++++ DATASET RECORDS

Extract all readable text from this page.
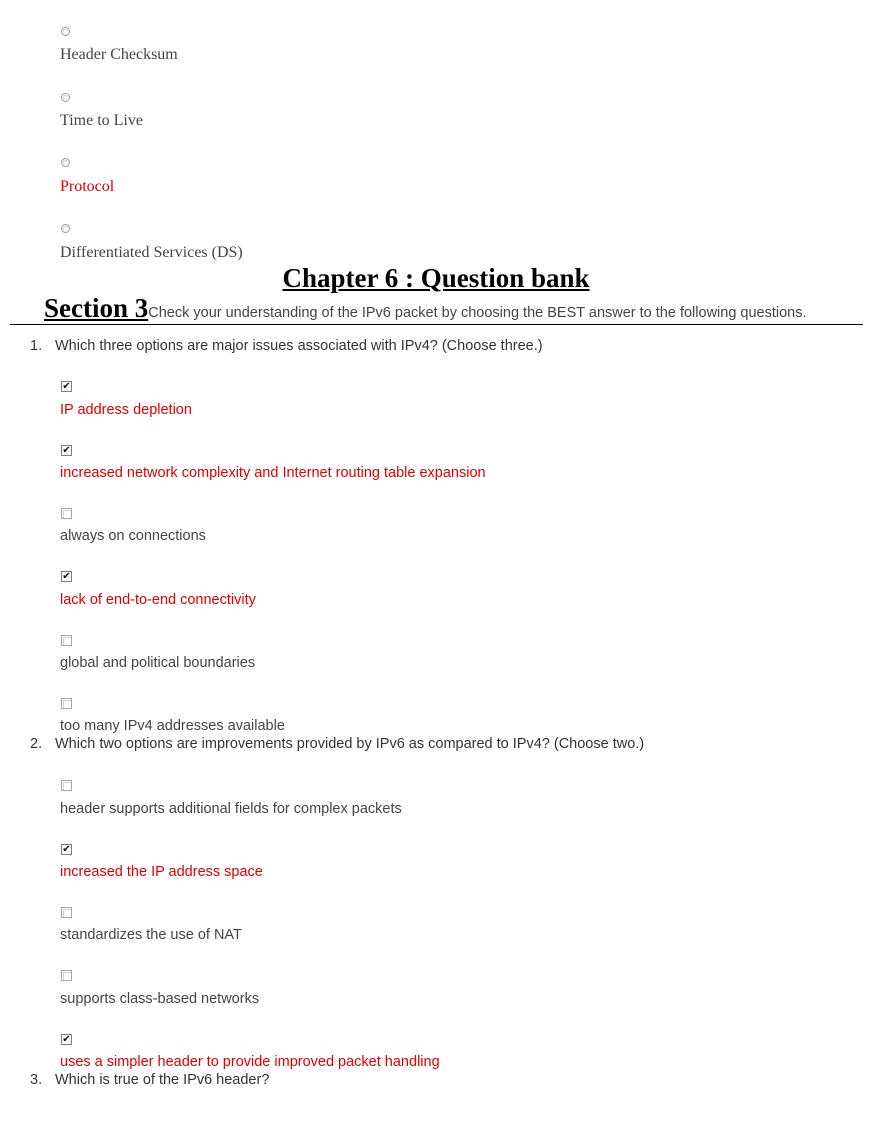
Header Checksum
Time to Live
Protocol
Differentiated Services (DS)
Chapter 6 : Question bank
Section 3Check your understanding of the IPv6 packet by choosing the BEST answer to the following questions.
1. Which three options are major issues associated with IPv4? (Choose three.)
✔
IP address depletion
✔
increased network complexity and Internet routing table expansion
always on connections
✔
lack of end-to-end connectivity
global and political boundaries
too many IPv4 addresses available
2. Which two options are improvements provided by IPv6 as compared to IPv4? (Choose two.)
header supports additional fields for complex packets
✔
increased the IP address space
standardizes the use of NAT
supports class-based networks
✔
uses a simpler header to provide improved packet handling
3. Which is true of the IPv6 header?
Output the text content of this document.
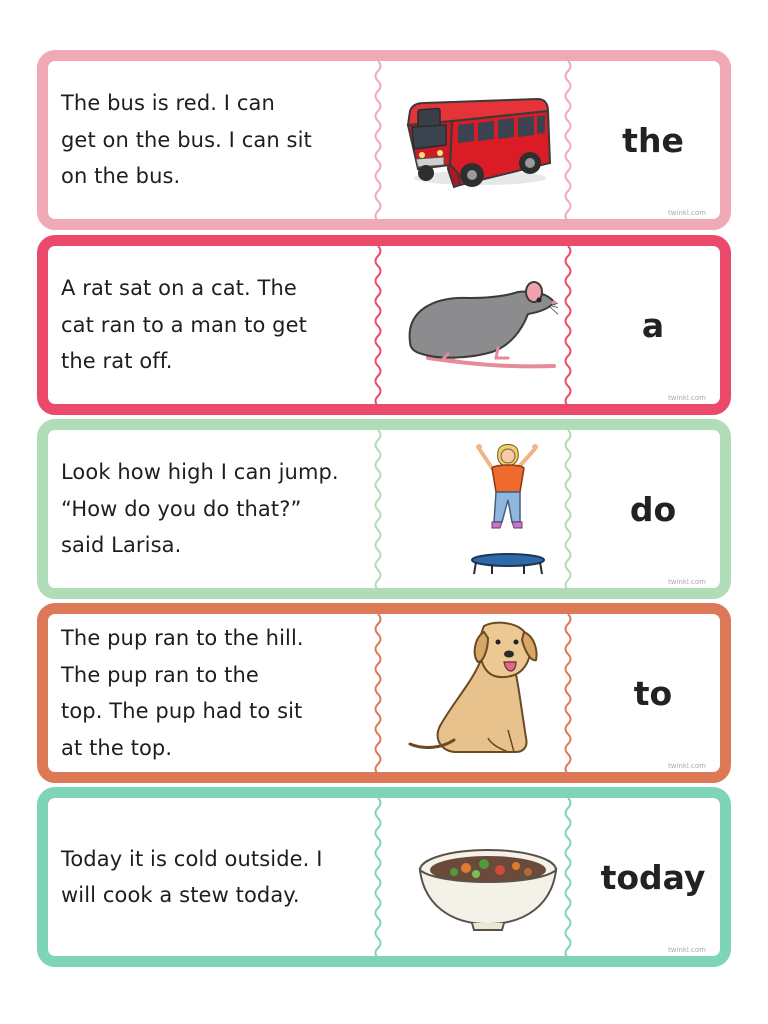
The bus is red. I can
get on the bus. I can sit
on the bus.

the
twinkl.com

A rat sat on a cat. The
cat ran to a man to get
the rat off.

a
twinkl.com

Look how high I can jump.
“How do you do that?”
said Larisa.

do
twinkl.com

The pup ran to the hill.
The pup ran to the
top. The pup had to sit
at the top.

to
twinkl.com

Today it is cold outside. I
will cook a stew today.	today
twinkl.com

++++++++

» **SHORT TASK**
Give back each entry exactly as it appears, with no pictures.

» **TASK SOLUTION**
Extract all readable text from this page.
Header Checksum
Time to Live
Protocol
Differentiated Services (DS)
Chapter 6 : Question bank
Section 3Check your understanding of the IPv6 packet by choosing the BEST answer to the following questions.
1. Which three options are major issues associated with IPv4? (Choose three.)
✔
IP address depletion
✔
increased network complexity and Internet routing table expansion
always on connections
✔
lack of end-to-end connectivity
global and political boundaries
too many IPv4 addresses available
2. Which two options are improvements provided by IPv6 as compared to IPv4? (Choose two.)
header supports additional fields for complex packets
✔
increased the IP address space
standardizes the use of NAT
supports class-based networks
✔
uses a simpler header to provide improved packet handling
3. Which is true of the IPv6 header?
Output the text content of this document.
The bus is red. I can
get on the bus. I can sit
on the bus.

the
twinkl.com

A rat sat on a cat. The
cat ran to a man to get
the rat off.

a
twinkl.com

Look how high I can jump.
“How do you do that?”
said Larisa.

do
twinkl.com

The pup ran to the hill.
The pup ran to the
top. The pup had to sit
at the top.

to
twinkl.com

Today it is cold outside. I
will cook a stew today.	today
twinkl.com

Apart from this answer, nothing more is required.